- **Objective**
Give every line back verbatim, dropping all images.

- **Entries shown**
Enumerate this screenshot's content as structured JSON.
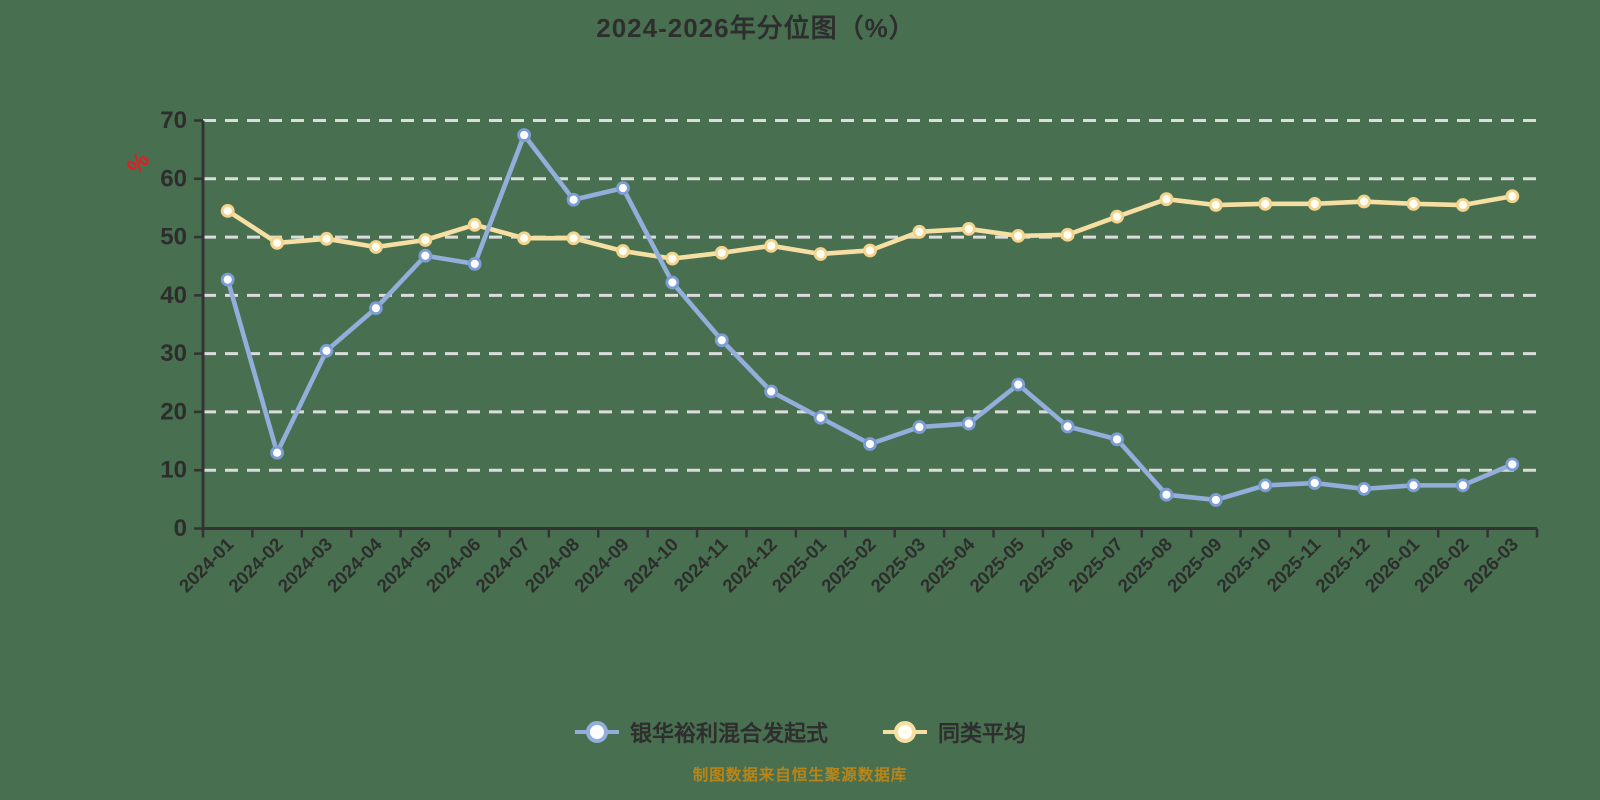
{
  "caption": "制图数据来自恒生聚源数据库",
  "colors": {
    "background": "#487050",
    "axis": "#333333",
    "grid": "#DCDCDC",
    "tick_label": "#2d2d2d",
    "title": "#2e2e2e",
    "caption": "#BA8518",
    "y_unit": "#E02020",
    "legend_text": "#2e2e2e"
  },
  "chart_data": {
    "type": "line",
    "title": "2024-2026年分位图（%）",
    "xlabel": "",
    "ylabel": "%",
    "y_unit": "%",
    "ylim": [
      0,
      70
    ],
    "y_ticks": [
      0,
      10,
      20,
      30,
      40,
      50,
      60,
      70
    ],
    "grid": true,
    "legend_position": "bottom",
    "categories": [
      "2024-01",
      "2024-02",
      "2024-03",
      "2024-04",
      "2024-05",
      "2024-06",
      "2024-07",
      "2024-08",
      "2024-09",
      "2024-10",
      "2024-11",
      "2024-12",
      "2025-01",
      "2025-02",
      "2025-03",
      "2025-04",
      "2025-05",
      "2025-06",
      "2025-07",
      "2025-08",
      "2025-09",
      "2025-10",
      "2025-11",
      "2025-12",
      "2026-01",
      "2026-02",
      "2026-03"
    ],
    "series": [
      {
        "name": "银华裕利混合发起式",
        "color": "#93AEDA",
        "marker_stroke": "#7C9DD4",
        "marker_fill": "#FDFDFF",
        "values": [
          42.7,
          13.0,
          30.5,
          37.8,
          46.8,
          45.4,
          67.5,
          56.4,
          58.4,
          42.2,
          32.3,
          23.5,
          19.0,
          14.5,
          17.4,
          18.0,
          24.7,
          17.5,
          15.3,
          5.8,
          4.9,
          7.4,
          7.8,
          6.8,
          7.4,
          7.4,
          11.0
        ]
      },
      {
        "name": "同类平均",
        "color": "#F6DFA3",
        "marker_stroke": "#F4D48C",
        "marker_fill": "#FFFDF4",
        "values": [
          54.5,
          49.0,
          49.7,
          48.3,
          49.5,
          52.1,
          49.8,
          49.8,
          47.6,
          46.3,
          47.3,
          48.5,
          47.1,
          47.7,
          50.9,
          51.4,
          50.2,
          50.4,
          53.5,
          56.5,
          55.5,
          55.7,
          55.7,
          56.1,
          55.7,
          55.5,
          57.0
        ]
      }
    ]
  }
}
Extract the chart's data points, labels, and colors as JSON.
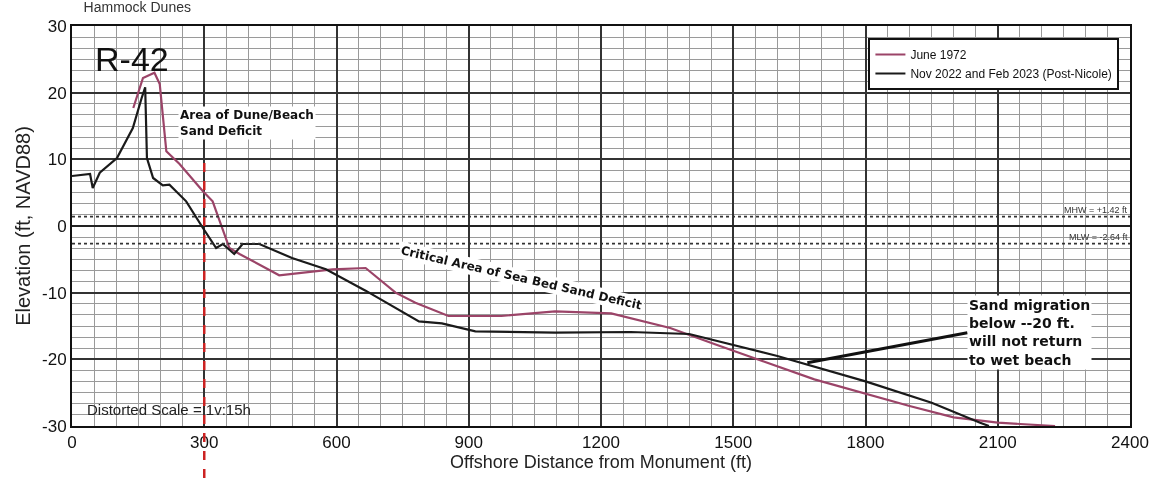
{
  "chart_data": {
    "type": "line",
    "title": "Hammock Dunes",
    "xlabel": "Offshore Distance from Monument (ft)",
    "ylabel": "Elevation (ft, NAVD88)",
    "xlim": [
      0,
      2400
    ],
    "xticks": [
      0,
      300,
      600,
      900,
      1200,
      1500,
      1800,
      2100,
      2400
    ],
    "ylim": [
      -30,
      30
    ],
    "yticks": [
      -30,
      -20,
      -10,
      0,
      10,
      20,
      30
    ],
    "grid": true,
    "legend": "top right",
    "marker": "none",
    "line_style": "solid",
    "series": [
      {
        "name": "June 1972",
        "color": "#9b4468",
        "x": [
          139,
          161,
          187,
          199,
          214,
          244,
          297,
          319,
          357,
          380,
          470,
          591,
          666,
          734,
          779,
          854,
          974,
          1096,
          1223,
          1357,
          1457,
          1684,
          1900,
          2000,
          2100,
          2230
        ],
        "values": [
          17.7,
          22.2,
          23,
          21.3,
          11.2,
          9.3,
          5.2,
          3.7,
          -3.3,
          -4.2,
          -7.4,
          -6.5,
          -6.3,
          -10,
          -11.5,
          -13.5,
          -13.5,
          -12.8,
          -13.1,
          -15.3,
          -17.7,
          -23,
          -27,
          -28.7,
          -29.5,
          -30
        ]
      },
      {
        "name": "Nov 2022 and Feb 2023 (Post-Nicole)",
        "color": "#1a1a1a",
        "x": [
          0,
          41,
          47,
          63,
          102,
          138,
          158,
          166,
          170,
          184,
          206,
          221,
          259,
          297,
          327,
          342,
          368,
          387,
          425,
          499,
          576,
          666,
          787,
          839,
          915,
          1096,
          1267,
          1400,
          1600,
          1800,
          1950,
          2060,
          2080
        ],
        "values": [
          7.5,
          7.8,
          5.7,
          8,
          10.2,
          14.7,
          19.2,
          20.8,
          10.2,
          7.2,
          6.1,
          6.2,
          3.7,
          -0.3,
          -3.3,
          -2.7,
          -4.2,
          -2.7,
          -2.7,
          -4.8,
          -6.5,
          -9.7,
          -14.3,
          -14.6,
          -15.8,
          -16,
          -15.9,
          -16.2,
          -19.5,
          -23.3,
          -26.5,
          -29.5,
          -30
        ]
      }
    ],
    "ref_lines": [
      {
        "axis": "y",
        "value": 1.42,
        "label": "MHW = +1.42 ft",
        "color": "#333333",
        "line_style": "dotted"
      },
      {
        "axis": "y",
        "value": -2.64,
        "label": "MLW = -2.64 ft",
        "color": "#333333",
        "line_style": "dotted"
      },
      {
        "axis": "y",
        "value": 0,
        "label": null,
        "color": "#222222",
        "line_style": "solid"
      },
      {
        "axis": "x",
        "value": 300,
        "label": null,
        "color": "#cc2222",
        "line_style": "dashed"
      }
    ],
    "annotations": [
      "R-42",
      "Area of Dune/Beach\nSand Deficit",
      "Critical Area of Sea Bed Sand Deficit",
      {
        "text": "Sand migration\nbelow --20 ft.\nwill not return\nto wet beach",
        "x": 1668,
        "y": -20.5
      },
      "Distorted Scale = 1v:15h"
    ]
  }
}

- **Solution to the problem**
Enumerate this screenshot's content as structured JSON.
{
  "caption": "制图数据来自恒生聚源数据库",
  "colors": {
    "background": "#487050",
    "axis": "#333333",
    "grid": "#DCDCDC",
    "tick_label": "#2d2d2d",
    "title": "#2e2e2e",
    "caption": "#BA8518",
    "y_unit": "#E02020",
    "legend_text": "#2e2e2e"
  },
  "chart_data": {
    "type": "line",
    "title": "2024-2026年分位图（%）",
    "xlabel": "",
    "ylabel": "%",
    "y_unit": "%",
    "ylim": [
      0,
      70
    ],
    "y_ticks": [
      0,
      10,
      20,
      30,
      40,
      50,
      60,
      70
    ],
    "grid": true,
    "legend_position": "bottom",
    "categories": [
      "2024-01",
      "2024-02",
      "2024-03",
      "2024-04",
      "2024-05",
      "2024-06",
      "2024-07",
      "2024-08",
      "2024-09",
      "2024-10",
      "2024-11",
      "2024-12",
      "2025-01",
      "2025-02",
      "2025-03",
      "2025-04",
      "2025-05",
      "2025-06",
      "2025-07",
      "2025-08",
      "2025-09",
      "2025-10",
      "2025-11",
      "2025-12",
      "2026-01",
      "2026-02",
      "2026-03"
    ],
    "series": [
      {
        "name": "银华裕利混合发起式",
        "color": "#93AEDA",
        "marker_stroke": "#7C9DD4",
        "marker_fill": "#FDFDFF",
        "values": [
          42.7,
          13.0,
          30.5,
          37.8,
          46.8,
          45.4,
          67.5,
          56.4,
          58.4,
          42.2,
          32.3,
          23.5,
          19.0,
          14.5,
          17.4,
          18.0,
          24.7,
          17.5,
          15.3,
          5.8,
          4.9,
          7.4,
          7.8,
          6.8,
          7.4,
          7.4,
          11.0
        ]
      },
      {
        "name": "同类平均",
        "color": "#F6DFA3",
        "marker_stroke": "#F4D48C",
        "marker_fill": "#FFFDF4",
        "values": [
          54.5,
          49.0,
          49.7,
          48.3,
          49.5,
          52.1,
          49.8,
          49.8,
          47.6,
          46.3,
          47.3,
          48.5,
          47.1,
          47.7,
          50.9,
          51.4,
          50.2,
          50.4,
          53.5,
          56.5,
          55.5,
          55.7,
          55.7,
          56.1,
          55.7,
          55.5,
          57.0
        ]
      }
    ]
  }
}
Extract the chart's data points, labels, and colors as JSON.
{
  "chart_data": {
    "type": "line",
    "title": "Hammock Dunes",
    "xlabel": "Offshore Distance from Monument (ft)",
    "ylabel": "Elevation (ft, NAVD88)",
    "xlim": [
      0,
      2400
    ],
    "xticks": [
      0,
      300,
      600,
      900,
      1200,
      1500,
      1800,
      2100,
      2400
    ],
    "ylim": [
      -30,
      30
    ],
    "yticks": [
      -30,
      -20,
      -10,
      0,
      10,
      20,
      30
    ],
    "grid": true,
    "legend": "top right",
    "marker": "none",
    "line_style": "solid",
    "series": [
      {
        "name": "June 1972",
        "color": "#9b4468",
        "x": [
          139,
          161,
          187,
          199,
          214,
          244,
          297,
          319,
          357,
          380,
          470,
          591,
          666,
          734,
          779,
          854,
          974,
          1096,
          1223,
          1357,
          1457,
          1684,
          1900,
          2000,
          2100,
          2230
        ],
        "values": [
          17.7,
          22.2,
          23,
          21.3,
          11.2,
          9.3,
          5.2,
          3.7,
          -3.3,
          -4.2,
          -7.4,
          -6.5,
          -6.3,
          -10,
          -11.5,
          -13.5,
          -13.5,
          -12.8,
          -13.1,
          -15.3,
          -17.7,
          -23,
          -27,
          -28.7,
          -29.5,
          -30
        ]
      },
      {
        "name": "Nov 2022 and Feb 2023 (Post-Nicole)",
        "color": "#1a1a1a",
        "x": [
          0,
          41,
          47,
          63,
          102,
          138,
          158,
          166,
          170,
          184,
          206,
          221,
          259,
          297,
          327,
          342,
          368,
          387,
          425,
          499,
          576,
          666,
          787,
          839,
          915,
          1096,
          1267,
          1400,
          1600,
          1800,
          1950,
          2060,
          2080
        ],
        "values": [
          7.5,
          7.8,
          5.7,
          8,
          10.2,
          14.7,
          19.2,
          20.8,
          10.2,
          7.2,
          6.1,
          6.2,
          3.7,
          -0.3,
          -3.3,
          -2.7,
          -4.2,
          -2.7,
          -2.7,
          -4.8,
          -6.5,
          -9.7,
          -14.3,
          -14.6,
          -15.8,
          -16,
          -15.9,
          -16.2,
          -19.5,
          -23.3,
          -26.5,
          -29.5,
          -30
        ]
      }
    ],
    "ref_lines": [
      {
        "axis": "y",
        "value": 1.42,
        "label": "MHW = +1.42 ft",
        "color": "#333333",
        "line_style": "dotted"
      },
      {
        "axis": "y",
        "value": -2.64,
        "label": "MLW = -2.64 ft",
        "color": "#333333",
        "line_style": "dotted"
      },
      {
        "axis": "y",
        "value": 0,
        "label": null,
        "color": "#222222",
        "line_style": "solid"
      },
      {
        "axis": "x",
        "value": 300,
        "label": null,
        "color": "#cc2222",
        "line_style": "dashed"
      }
    ],
    "annotations": [
      "R-42",
      "Area of Dune/Beach\nSand Deficit",
      "Critical Area of Sea Bed Sand Deficit",
      {
        "text": "Sand migration\nbelow --20 ft.\nwill not return\nto wet beach",
        "x": 1668,
        "y": -20.5
      },
      "Distorted Scale = 1v:15h"
    ]
  }
}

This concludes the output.